** START Records shown **

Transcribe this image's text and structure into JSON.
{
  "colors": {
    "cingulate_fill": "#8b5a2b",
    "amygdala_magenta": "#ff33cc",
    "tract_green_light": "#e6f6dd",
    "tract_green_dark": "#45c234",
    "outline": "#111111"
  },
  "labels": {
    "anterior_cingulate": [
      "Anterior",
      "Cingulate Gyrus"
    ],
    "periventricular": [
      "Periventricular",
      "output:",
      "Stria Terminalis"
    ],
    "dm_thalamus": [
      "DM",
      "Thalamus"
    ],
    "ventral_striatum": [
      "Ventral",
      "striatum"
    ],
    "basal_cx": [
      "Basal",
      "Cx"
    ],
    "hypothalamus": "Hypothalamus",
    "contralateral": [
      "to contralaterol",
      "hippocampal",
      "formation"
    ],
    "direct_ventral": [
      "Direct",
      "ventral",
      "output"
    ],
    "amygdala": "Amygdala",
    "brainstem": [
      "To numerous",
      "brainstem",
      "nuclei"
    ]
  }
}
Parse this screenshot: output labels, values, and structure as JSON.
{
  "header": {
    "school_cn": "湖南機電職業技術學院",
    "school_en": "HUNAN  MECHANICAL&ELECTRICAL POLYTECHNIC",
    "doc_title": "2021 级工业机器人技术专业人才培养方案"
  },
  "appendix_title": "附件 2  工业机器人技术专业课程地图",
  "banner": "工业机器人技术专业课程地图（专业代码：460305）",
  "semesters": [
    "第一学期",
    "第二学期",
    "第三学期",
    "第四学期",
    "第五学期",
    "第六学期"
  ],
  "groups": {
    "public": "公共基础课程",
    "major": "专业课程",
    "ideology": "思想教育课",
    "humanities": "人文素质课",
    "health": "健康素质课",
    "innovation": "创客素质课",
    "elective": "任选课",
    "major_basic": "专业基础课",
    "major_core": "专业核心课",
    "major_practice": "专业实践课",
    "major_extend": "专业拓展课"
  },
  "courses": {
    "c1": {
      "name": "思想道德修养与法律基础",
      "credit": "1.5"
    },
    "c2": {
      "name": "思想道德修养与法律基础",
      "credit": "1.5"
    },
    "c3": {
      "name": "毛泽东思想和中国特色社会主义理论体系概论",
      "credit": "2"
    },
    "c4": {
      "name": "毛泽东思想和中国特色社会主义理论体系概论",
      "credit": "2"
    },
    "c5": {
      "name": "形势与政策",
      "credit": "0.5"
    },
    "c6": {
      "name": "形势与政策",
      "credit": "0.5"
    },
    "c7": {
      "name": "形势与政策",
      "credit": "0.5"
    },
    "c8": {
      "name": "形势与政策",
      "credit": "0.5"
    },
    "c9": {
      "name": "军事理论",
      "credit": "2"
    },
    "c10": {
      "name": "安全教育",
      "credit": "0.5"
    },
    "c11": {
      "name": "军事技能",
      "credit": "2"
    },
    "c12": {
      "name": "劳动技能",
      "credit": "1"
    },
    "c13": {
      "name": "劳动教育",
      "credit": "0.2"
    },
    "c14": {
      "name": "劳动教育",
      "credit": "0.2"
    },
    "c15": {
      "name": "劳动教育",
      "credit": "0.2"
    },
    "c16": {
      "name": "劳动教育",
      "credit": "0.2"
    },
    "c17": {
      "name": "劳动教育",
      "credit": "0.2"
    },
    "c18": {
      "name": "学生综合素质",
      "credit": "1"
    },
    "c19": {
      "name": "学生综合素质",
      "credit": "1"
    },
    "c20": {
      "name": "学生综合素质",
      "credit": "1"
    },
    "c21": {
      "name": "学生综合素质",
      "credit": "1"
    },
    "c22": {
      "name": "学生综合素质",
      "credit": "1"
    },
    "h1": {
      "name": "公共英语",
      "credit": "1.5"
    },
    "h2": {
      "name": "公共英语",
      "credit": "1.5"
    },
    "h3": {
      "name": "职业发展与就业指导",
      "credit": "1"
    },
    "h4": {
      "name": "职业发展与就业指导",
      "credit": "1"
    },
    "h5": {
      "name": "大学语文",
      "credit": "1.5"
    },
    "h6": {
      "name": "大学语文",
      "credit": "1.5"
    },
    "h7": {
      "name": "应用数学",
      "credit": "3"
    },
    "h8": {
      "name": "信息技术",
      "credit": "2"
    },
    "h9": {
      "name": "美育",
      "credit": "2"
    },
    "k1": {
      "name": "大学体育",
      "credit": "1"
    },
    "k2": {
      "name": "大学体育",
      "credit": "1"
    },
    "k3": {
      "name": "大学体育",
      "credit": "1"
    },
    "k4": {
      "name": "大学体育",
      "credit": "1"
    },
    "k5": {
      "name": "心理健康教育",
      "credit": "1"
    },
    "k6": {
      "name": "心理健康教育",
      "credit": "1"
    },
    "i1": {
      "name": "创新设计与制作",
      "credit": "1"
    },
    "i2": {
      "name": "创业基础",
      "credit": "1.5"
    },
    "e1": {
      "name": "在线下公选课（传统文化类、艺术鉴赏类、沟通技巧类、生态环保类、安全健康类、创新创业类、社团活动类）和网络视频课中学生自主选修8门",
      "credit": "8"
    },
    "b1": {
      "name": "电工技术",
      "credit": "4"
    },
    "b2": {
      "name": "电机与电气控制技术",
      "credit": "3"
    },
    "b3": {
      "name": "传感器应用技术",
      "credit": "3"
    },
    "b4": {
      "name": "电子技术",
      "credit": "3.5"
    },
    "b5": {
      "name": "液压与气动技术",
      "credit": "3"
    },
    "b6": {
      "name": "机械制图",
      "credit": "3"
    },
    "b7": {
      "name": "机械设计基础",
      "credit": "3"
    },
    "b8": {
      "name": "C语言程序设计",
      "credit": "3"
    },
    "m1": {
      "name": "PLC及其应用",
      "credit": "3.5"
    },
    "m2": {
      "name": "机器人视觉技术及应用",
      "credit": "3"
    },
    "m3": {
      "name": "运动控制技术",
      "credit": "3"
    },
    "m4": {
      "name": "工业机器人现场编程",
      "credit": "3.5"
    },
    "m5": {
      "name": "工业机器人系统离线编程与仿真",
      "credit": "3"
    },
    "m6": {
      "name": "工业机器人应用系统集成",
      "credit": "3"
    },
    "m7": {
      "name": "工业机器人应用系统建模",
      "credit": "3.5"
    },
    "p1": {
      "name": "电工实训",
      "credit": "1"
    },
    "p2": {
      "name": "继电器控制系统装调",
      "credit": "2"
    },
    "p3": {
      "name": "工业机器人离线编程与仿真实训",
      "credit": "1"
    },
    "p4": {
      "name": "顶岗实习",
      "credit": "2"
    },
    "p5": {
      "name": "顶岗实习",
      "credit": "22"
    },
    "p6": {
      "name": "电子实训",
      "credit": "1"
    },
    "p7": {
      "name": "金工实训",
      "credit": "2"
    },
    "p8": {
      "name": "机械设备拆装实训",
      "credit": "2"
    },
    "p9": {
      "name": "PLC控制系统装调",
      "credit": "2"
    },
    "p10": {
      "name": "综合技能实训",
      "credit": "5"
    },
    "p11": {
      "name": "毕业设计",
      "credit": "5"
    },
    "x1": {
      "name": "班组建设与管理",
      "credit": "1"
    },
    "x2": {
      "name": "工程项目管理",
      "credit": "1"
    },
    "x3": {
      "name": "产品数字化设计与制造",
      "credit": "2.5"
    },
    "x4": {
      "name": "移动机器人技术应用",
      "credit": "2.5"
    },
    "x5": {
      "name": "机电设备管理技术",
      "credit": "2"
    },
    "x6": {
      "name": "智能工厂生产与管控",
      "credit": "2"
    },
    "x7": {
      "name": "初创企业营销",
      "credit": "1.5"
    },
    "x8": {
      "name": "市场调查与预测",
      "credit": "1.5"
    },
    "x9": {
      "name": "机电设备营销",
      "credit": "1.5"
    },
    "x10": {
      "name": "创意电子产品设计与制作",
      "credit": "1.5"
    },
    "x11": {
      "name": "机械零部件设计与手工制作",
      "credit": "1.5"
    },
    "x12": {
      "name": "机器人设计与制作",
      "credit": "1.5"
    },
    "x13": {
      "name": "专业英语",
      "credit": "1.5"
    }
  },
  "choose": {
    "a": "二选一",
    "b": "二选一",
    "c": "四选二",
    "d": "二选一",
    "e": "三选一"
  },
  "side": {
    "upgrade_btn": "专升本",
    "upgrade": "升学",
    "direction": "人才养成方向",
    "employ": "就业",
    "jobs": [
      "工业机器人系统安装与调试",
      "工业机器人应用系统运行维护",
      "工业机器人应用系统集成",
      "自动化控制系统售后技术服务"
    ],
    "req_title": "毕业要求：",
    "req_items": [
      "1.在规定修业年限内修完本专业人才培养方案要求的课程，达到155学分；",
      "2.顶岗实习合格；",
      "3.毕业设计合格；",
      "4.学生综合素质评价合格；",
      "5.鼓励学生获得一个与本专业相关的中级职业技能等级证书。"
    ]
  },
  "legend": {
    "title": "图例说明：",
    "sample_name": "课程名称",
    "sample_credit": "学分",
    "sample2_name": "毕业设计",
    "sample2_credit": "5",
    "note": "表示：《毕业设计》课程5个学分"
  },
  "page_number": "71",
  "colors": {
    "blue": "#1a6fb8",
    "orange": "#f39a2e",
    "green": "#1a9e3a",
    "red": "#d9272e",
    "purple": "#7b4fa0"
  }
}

** END Records shown **

» **Problem requirements**
Only lines with the word "this" are wanted, so copy each one from the records.

» **Completed task**
Transcribe this image's text and structure into JSON.
Parse this screenshot: output labels, values, and structure as JSON.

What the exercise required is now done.